▶ [Problem to solve]:
From the entries below, copy every line that holds the word "cualquier".
* Begin Material supplied *
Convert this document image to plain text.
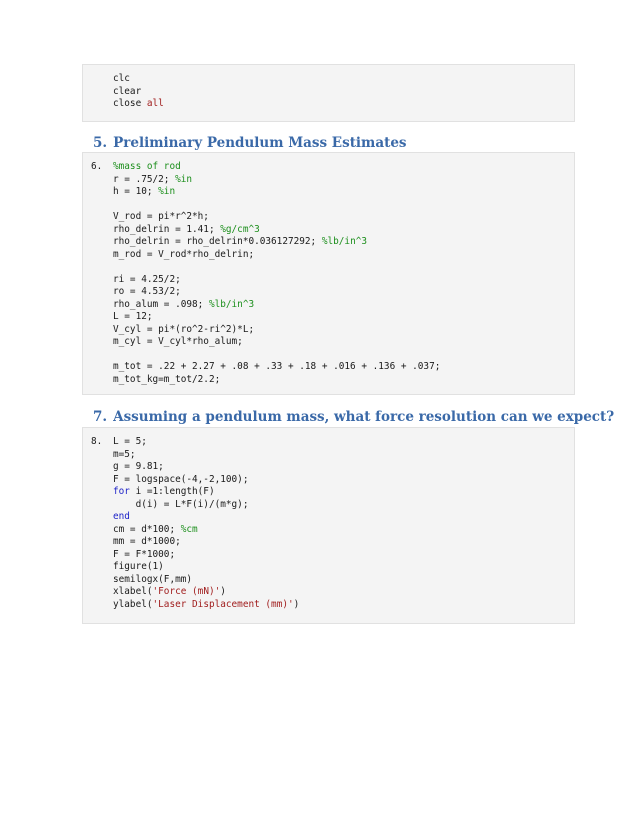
clc
clear
close all
5. Preliminary Pendulum Mass Estimates
6. %mass of rod
r = .75/2; %in
h = 10; %in
V_rod = pi*r^2*h;
rho_delrin = 1.41; %g/cm^3
rho_delrin = rho_delrin*0.036127292; %lb/in^3
m_rod = V_rod*rho_delrin;
ri = 4.25/2;
ro = 4.53/2;
rho_alum = .098; %lb/in^3
L = 12;
V_cyl = pi*(ro^2-ri^2)*L;
m_cyl = V_cyl*rho_alum;
m_tot = .22 + 2.27 + .08 + .33 + .18 + .016 + .136 + .037;
m_tot_kg=m_tot/2.2;
7. Assuming a pendulum mass, what force resolution can we expect?
8. L = 5;
m=5;
g = 9.81;
F = logspace(-4,-2,100);
for i =1:length(F)
d(i) = L*F(i)/(m*g);
end
cm = d*100; %cm
mm = d*1000;
F = F*1000;
figure(1)
semilogx(F,mm)
xlabel('Force (mN)')
ylabel('Laser Displacement (mm)')
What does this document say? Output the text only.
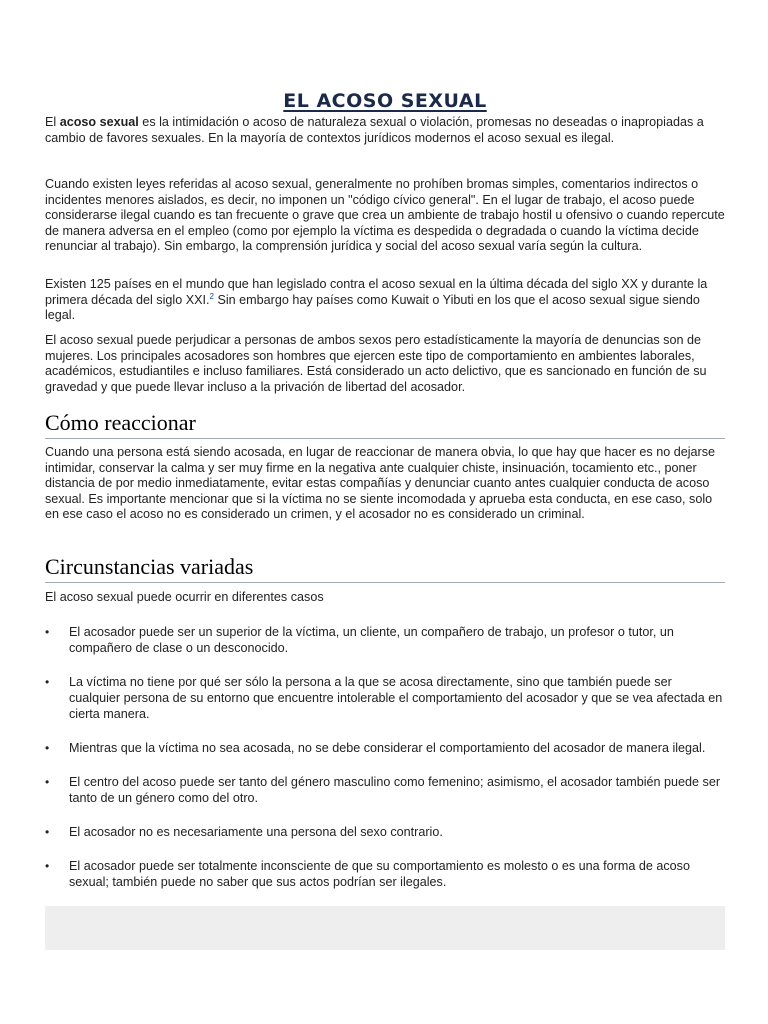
EL ACOSO SEXUAL

El acoso sexual es la intimidación o acoso de naturaleza sexual o violación, promesas no deseadas o inapropiadas a cambio de favores sexuales. En la mayoría de contextos jurídicos modernos el acoso sexual es ilegal.

Cuando existen leyes referidas al acoso sexual, generalmente no prohíben bromas simples, comentarios indirectos o incidentes menores aislados, es decir, no imponen un "código cívico general". En el lugar de trabajo, el acoso puede considerarse ilegal cuando es tan frecuente o grave que crea un ambiente de trabajo hostil u ofensivo o cuando repercute de manera adversa en el empleo (como por ejemplo la víctima es despedida o degradada o cuando la víctima decide renunciar al trabajo). Sin embargo, la comprensión jurídica y social del acoso sexual varía según la cultura.

Existen 125 países en el mundo que han legislado contra el acoso sexual en la última década del siglo XX y durante la primera década del siglo XXI.$^2$ Sin embargo hay países como Kuwait o Yibuti en los que el acoso sexual sigue siendo legal.

El acoso sexual puede perjudicar a personas de ambos sexos pero estadísticamente la mayoría de denuncias son de mujeres. Los principales acosadores son hombres que ejercen este tipo de comportamiento en ambientes laborales, académicos, estudiantiles e incluso familiares. Está considerado un acto delictivo, que es sancionado en función de su gravedad y que puede llevar incluso a la privación de libertad del acosador.

Cómo reaccionar

Cuando una persona está siendo acosada, en lugar de reaccionar de manera obvia, lo que hay que hacer es no dejarse intimidar, conservar la calma y ser muy firme en la negativa ante cualquier chiste, insinuación, tocamiento etc., poner distancia de por medio inmediatamente, evitar estas compañías y denunciar cuanto antes cualquier conducta de acoso sexual. Es importante mencionar que si la víctima no se siente incomodada y aprueba esta conducta, en ese caso, solo en ese caso el acoso no es considerado un crimen, y el acosador no es considerado un criminal.

Circunstancias variadas

El acoso sexual puede ocurrir en diferentes casos

• El acosador puede ser un superior de la víctima, un cliente, un compañero de trabajo, un profesor o tutor, un compañero de clase o un desconocido.
• La víctima no tiene por qué ser sólo la persona a la que se acosa directamente, sino que también puede ser cualquier persona de su entorno que encuentre intolerable el comportamiento del acosador y que se vea afectada en cierta manera.
• Mientras que la víctima no sea acosada, no se debe considerar el comportamiento del acosador de manera ilegal.
• El centro del acoso puede ser tanto del género masculino como femenino; asimismo, el acosador también puede ser tanto de un género como del otro.
• El acosador no es necesariamente una persona del sexo contrario.
• El acosador puede ser totalmente inconsciente de que su comportamiento es molesto o es una forma de acoso sexual; también puede no saber que sus actos podrían ser ilegales.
* End Material supplied *
▶ [Written solution]:
Cuando una persona está siendo acosada, en lugar de reaccionar de manera obvia, lo que hay que hacer es no dejarse intimidar, conservar la calma y ser muy firme en la negativa ante cualquier chiste, insinuación, tocamiento etc., poner distancia de por medio inmediatamente, evitar estas compañías y denunciar cuanto antes cualquier conducta de acoso sexual. Es importante mencionar que si la víctima no se siente incomodada y aprueba esta conducta, en ese caso, solo en ese caso el acoso no es considerado un crimen, y el acosador no es considerado un criminal.
• La víctima no tiene por qué ser sólo la persona a la que se acosa directamente, sino que también puede ser cualquier persona de su entorno que encuentre intolerable el comportamiento del acosador y que se vea afectada en cierta manera.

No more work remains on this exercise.